>>>
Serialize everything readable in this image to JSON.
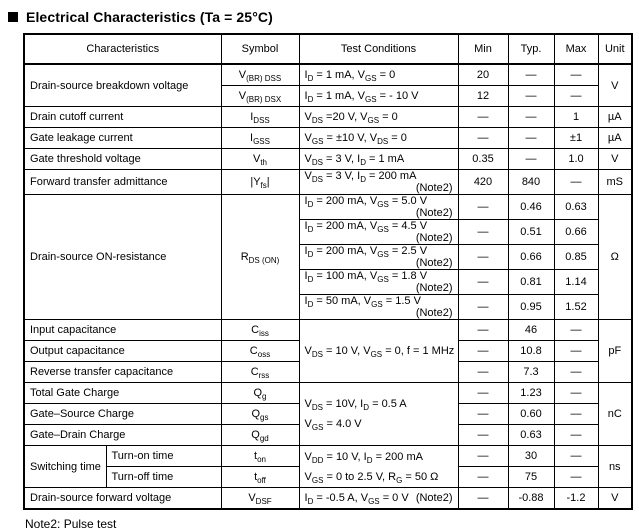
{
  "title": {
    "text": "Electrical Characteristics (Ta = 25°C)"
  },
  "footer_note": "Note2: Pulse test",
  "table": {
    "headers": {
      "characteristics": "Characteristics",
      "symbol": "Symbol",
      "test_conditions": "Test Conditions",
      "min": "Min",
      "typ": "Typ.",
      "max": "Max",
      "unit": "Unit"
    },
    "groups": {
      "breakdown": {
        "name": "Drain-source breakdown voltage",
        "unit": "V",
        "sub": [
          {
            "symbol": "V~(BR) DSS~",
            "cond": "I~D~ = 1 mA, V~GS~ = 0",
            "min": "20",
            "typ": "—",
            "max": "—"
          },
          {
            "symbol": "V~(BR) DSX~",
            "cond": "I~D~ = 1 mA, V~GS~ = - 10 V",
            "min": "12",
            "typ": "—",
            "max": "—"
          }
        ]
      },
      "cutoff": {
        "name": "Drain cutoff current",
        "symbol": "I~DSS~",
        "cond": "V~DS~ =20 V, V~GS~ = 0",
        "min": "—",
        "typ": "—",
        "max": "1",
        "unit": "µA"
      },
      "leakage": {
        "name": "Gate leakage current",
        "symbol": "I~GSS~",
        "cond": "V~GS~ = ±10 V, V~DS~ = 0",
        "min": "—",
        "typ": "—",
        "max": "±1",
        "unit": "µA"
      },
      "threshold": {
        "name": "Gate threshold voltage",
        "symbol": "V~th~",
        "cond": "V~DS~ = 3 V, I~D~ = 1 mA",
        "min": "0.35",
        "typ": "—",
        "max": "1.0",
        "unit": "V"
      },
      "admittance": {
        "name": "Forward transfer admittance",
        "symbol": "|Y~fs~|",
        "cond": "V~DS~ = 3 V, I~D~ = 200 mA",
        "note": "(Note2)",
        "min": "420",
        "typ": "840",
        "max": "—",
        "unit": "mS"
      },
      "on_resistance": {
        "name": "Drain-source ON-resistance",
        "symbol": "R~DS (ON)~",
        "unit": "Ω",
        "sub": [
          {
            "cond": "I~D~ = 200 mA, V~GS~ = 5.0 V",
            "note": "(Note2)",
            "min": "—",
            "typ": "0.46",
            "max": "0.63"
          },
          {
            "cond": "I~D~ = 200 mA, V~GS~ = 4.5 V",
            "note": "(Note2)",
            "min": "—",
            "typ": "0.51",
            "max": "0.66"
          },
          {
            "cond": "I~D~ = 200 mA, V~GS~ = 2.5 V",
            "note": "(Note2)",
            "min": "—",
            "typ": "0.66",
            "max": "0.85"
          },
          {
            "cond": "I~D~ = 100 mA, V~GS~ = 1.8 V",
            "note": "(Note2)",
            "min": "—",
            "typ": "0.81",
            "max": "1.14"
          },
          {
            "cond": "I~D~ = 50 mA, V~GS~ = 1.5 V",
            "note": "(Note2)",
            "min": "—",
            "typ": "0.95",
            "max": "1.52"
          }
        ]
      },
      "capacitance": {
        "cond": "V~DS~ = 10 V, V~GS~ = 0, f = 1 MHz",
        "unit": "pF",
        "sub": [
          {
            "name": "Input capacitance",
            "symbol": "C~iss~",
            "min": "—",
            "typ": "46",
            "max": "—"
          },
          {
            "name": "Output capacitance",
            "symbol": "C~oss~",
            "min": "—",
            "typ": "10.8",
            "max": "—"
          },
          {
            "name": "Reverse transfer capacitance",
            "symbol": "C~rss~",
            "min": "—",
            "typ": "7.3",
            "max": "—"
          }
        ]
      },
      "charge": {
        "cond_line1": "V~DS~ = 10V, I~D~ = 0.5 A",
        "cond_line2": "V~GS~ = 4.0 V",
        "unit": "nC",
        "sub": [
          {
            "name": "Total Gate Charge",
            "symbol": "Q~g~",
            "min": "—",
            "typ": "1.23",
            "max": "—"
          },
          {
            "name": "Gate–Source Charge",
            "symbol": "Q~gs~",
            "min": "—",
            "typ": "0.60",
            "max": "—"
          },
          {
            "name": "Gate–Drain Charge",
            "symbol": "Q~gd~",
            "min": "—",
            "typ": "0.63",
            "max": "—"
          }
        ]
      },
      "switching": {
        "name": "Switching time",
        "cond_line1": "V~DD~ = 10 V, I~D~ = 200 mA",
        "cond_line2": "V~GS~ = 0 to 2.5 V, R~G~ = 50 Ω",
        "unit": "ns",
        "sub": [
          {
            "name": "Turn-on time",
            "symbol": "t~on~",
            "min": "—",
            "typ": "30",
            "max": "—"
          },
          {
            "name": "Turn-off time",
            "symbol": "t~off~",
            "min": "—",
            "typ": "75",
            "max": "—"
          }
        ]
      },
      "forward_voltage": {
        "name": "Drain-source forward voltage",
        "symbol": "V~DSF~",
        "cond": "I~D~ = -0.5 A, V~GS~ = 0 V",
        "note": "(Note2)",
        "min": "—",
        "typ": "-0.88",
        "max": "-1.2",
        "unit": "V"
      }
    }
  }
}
<<<
>>>
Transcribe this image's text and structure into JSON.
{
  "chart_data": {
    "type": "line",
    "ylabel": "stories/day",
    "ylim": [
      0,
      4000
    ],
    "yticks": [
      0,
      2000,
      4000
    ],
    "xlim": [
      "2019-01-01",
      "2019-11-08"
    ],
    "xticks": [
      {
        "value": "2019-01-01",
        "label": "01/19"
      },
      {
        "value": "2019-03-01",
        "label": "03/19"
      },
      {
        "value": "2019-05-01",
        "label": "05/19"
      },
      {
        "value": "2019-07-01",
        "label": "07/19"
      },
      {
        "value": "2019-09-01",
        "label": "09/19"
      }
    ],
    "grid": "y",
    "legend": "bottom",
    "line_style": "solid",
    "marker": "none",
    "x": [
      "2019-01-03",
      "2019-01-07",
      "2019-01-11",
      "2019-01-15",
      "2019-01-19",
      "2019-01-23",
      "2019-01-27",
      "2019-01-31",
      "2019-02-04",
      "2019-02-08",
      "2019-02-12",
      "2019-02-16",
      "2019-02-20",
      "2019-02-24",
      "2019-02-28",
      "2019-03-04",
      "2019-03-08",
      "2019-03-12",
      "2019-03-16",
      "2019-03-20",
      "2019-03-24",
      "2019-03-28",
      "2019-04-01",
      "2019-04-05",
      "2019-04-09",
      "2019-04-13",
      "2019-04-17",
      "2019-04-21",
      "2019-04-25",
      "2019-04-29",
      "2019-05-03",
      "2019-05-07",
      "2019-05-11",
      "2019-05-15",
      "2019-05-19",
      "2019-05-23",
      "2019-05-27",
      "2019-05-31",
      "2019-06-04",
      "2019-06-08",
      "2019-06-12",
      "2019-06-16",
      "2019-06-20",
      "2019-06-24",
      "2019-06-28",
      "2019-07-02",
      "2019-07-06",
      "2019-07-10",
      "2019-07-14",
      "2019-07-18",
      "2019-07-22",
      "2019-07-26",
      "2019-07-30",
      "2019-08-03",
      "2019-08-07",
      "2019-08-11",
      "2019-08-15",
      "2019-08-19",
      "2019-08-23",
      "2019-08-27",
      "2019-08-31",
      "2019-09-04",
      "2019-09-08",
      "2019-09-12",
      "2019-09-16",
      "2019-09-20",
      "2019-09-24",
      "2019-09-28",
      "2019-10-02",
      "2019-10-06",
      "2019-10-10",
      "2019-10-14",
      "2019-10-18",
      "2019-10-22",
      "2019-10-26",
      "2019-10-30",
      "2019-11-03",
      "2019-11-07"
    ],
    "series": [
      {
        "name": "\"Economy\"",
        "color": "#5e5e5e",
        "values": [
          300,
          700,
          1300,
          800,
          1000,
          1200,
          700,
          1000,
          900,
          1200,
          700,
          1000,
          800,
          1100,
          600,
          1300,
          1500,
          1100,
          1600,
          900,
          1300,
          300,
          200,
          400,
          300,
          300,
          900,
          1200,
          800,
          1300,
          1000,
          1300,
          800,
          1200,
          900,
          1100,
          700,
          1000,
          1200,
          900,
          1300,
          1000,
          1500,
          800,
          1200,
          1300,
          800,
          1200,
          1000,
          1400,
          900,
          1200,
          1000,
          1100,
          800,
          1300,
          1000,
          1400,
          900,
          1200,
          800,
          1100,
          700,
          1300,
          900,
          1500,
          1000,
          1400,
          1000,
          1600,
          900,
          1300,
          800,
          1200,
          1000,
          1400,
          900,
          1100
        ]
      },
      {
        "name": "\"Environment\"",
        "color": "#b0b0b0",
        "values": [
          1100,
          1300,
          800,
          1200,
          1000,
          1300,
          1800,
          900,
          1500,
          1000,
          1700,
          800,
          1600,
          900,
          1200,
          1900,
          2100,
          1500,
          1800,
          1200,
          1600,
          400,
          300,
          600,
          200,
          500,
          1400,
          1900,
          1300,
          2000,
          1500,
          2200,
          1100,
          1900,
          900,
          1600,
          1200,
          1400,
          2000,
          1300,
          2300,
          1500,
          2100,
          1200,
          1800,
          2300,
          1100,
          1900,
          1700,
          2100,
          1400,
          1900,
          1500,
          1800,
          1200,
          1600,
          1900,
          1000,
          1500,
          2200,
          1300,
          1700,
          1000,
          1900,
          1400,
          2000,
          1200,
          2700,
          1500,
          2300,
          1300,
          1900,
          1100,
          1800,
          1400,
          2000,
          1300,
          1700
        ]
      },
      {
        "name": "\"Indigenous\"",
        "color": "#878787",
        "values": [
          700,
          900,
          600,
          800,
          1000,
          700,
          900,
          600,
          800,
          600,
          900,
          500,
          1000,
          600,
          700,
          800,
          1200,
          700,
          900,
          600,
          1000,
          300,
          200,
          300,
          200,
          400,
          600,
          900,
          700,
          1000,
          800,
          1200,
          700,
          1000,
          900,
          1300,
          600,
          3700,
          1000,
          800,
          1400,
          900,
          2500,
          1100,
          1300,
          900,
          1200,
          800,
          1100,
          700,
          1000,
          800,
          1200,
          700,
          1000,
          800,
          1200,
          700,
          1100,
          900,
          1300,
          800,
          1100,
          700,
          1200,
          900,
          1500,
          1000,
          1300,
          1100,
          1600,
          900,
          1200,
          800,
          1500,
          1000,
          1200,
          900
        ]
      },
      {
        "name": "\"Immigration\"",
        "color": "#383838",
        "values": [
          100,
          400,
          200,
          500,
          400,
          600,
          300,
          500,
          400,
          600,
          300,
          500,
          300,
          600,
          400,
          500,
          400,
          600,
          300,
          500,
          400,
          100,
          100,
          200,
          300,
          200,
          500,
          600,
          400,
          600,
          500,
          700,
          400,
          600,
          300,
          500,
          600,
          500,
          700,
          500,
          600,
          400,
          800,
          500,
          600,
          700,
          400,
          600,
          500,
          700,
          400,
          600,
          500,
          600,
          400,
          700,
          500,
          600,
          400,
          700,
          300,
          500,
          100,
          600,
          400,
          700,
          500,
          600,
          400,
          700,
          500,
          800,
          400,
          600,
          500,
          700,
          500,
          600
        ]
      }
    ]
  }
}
<<<
>>>
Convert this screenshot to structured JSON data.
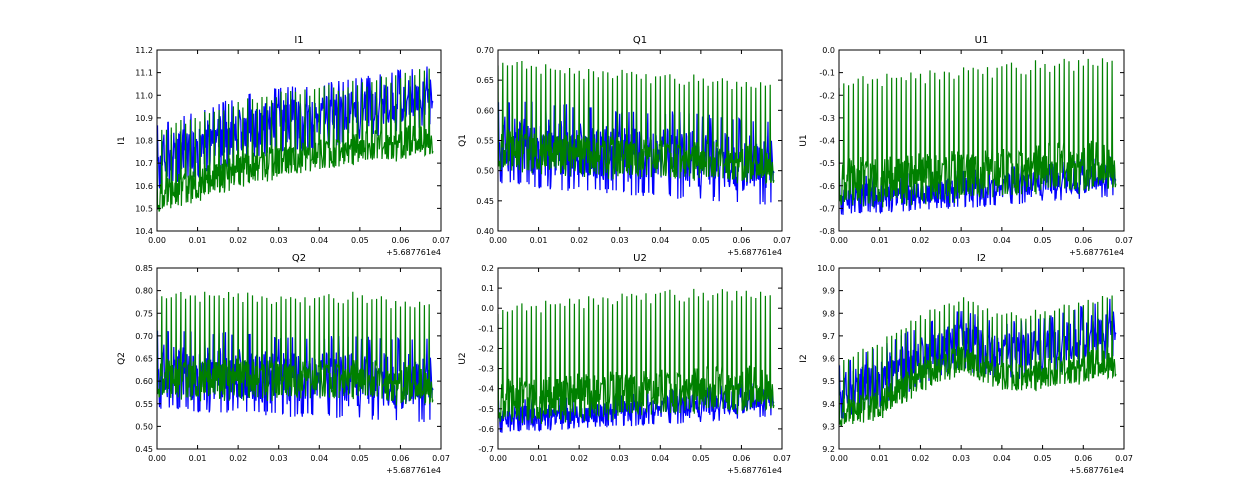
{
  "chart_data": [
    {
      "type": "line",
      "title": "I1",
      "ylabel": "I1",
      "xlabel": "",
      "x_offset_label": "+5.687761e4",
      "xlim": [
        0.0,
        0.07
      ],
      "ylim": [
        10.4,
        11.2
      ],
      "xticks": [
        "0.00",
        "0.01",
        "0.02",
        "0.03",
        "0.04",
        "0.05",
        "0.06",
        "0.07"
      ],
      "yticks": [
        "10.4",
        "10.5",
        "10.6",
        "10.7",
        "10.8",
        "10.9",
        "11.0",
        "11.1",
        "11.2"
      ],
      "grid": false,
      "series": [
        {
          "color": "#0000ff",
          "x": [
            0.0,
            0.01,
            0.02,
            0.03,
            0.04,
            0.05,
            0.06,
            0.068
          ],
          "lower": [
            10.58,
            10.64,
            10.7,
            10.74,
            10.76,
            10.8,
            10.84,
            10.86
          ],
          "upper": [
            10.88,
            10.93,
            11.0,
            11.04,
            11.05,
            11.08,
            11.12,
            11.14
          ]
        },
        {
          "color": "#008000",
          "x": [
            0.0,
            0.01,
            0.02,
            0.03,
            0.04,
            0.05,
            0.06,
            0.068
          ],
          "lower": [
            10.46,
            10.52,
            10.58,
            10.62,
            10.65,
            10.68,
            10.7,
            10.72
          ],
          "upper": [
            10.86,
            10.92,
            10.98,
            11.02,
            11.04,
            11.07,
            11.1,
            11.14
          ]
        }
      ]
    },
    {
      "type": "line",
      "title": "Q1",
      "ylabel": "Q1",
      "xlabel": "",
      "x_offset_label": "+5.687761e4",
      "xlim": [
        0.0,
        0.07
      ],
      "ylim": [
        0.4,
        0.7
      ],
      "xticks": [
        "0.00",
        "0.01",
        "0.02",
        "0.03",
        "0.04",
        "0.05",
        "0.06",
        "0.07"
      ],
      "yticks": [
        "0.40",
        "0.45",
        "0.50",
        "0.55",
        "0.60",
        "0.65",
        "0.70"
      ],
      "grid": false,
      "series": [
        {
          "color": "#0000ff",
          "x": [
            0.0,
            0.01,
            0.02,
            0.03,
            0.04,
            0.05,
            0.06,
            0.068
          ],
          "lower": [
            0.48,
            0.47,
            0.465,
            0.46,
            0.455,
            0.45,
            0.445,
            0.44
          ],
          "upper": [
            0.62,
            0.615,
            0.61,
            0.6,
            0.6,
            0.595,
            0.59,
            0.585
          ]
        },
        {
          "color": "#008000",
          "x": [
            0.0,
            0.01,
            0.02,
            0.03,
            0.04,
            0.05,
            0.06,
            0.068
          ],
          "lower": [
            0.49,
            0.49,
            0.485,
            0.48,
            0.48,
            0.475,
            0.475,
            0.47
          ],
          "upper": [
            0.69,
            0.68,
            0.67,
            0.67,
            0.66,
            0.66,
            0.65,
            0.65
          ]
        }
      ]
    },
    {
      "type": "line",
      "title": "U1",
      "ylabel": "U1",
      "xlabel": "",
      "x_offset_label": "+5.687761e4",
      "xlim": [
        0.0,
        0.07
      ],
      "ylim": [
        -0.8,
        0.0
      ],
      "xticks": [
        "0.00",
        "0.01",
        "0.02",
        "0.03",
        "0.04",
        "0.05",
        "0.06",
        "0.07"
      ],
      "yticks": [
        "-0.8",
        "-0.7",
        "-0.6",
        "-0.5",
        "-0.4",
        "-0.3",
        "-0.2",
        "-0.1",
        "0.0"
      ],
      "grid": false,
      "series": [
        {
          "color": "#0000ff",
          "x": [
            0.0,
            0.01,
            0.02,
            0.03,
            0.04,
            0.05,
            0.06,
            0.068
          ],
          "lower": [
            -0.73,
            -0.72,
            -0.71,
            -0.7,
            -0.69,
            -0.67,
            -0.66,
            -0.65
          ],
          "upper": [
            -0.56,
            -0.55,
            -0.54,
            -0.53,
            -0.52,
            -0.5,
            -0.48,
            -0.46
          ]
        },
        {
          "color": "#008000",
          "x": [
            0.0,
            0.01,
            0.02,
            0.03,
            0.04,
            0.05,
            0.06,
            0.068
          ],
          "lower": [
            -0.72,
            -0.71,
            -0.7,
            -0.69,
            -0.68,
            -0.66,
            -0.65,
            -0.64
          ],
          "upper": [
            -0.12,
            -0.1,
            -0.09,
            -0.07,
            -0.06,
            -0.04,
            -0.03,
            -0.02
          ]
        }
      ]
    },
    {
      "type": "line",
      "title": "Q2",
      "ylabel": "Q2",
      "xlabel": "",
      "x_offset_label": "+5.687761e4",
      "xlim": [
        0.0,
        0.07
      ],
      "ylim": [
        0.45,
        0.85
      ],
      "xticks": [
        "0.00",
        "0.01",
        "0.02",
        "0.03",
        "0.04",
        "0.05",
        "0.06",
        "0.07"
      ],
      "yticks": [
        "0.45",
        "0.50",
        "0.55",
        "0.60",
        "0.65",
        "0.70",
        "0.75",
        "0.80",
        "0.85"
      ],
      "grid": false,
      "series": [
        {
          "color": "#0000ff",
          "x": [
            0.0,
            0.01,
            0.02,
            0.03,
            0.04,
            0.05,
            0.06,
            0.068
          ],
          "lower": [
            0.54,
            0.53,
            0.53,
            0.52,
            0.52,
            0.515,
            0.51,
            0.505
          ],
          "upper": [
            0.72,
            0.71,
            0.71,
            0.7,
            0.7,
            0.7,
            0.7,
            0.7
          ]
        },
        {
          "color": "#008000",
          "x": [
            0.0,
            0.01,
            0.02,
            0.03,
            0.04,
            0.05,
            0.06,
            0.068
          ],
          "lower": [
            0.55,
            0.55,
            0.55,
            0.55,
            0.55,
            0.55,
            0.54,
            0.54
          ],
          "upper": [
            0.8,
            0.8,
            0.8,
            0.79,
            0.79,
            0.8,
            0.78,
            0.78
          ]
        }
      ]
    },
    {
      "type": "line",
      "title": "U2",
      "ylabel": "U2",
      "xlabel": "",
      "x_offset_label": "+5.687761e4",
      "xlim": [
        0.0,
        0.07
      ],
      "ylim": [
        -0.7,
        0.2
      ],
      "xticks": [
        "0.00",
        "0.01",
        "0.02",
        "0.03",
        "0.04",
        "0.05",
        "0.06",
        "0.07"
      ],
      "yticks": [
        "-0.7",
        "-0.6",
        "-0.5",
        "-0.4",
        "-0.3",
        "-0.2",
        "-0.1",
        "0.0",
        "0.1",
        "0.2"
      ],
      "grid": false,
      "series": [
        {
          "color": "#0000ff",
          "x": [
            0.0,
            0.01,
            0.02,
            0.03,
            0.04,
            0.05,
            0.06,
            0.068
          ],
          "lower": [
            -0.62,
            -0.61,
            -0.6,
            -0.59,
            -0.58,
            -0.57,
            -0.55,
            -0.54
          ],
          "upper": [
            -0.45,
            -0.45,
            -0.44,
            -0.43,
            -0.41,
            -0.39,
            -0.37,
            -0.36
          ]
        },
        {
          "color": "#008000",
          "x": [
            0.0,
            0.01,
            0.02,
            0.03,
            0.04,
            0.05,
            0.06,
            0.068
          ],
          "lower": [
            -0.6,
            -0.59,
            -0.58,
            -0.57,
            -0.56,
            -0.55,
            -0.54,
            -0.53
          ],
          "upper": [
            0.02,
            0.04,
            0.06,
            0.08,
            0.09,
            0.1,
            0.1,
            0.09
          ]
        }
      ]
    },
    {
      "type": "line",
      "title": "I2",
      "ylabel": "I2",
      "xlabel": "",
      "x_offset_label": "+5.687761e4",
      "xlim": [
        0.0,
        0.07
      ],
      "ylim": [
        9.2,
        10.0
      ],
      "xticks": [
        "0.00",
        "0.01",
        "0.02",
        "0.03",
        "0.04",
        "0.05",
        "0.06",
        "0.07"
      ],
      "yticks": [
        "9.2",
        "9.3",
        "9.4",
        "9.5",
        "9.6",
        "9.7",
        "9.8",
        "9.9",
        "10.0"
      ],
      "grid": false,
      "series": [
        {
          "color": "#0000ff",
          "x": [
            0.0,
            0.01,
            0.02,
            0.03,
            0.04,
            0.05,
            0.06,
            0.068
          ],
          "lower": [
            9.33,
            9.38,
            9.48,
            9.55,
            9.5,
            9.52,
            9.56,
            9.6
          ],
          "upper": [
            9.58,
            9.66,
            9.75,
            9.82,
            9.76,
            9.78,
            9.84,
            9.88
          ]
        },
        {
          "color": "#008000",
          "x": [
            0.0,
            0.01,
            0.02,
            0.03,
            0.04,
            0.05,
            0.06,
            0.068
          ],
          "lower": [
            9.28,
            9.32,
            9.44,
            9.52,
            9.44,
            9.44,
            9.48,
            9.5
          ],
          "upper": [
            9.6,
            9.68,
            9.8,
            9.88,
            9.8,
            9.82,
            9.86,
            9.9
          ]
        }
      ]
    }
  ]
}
<<<
Task details | Identify the lines that hold the word "unit". Copy every one of them.

Result |
      "unit": "Unit"
        "unit": "V",
        "unit": "µA"
        "unit": "µA"
        "unit": "V"
        "unit": "mS"
        "unit": "Ω",
        "unit": "pF",
        "unit": "nC",
        "unit": "ns",
        "unit": "V"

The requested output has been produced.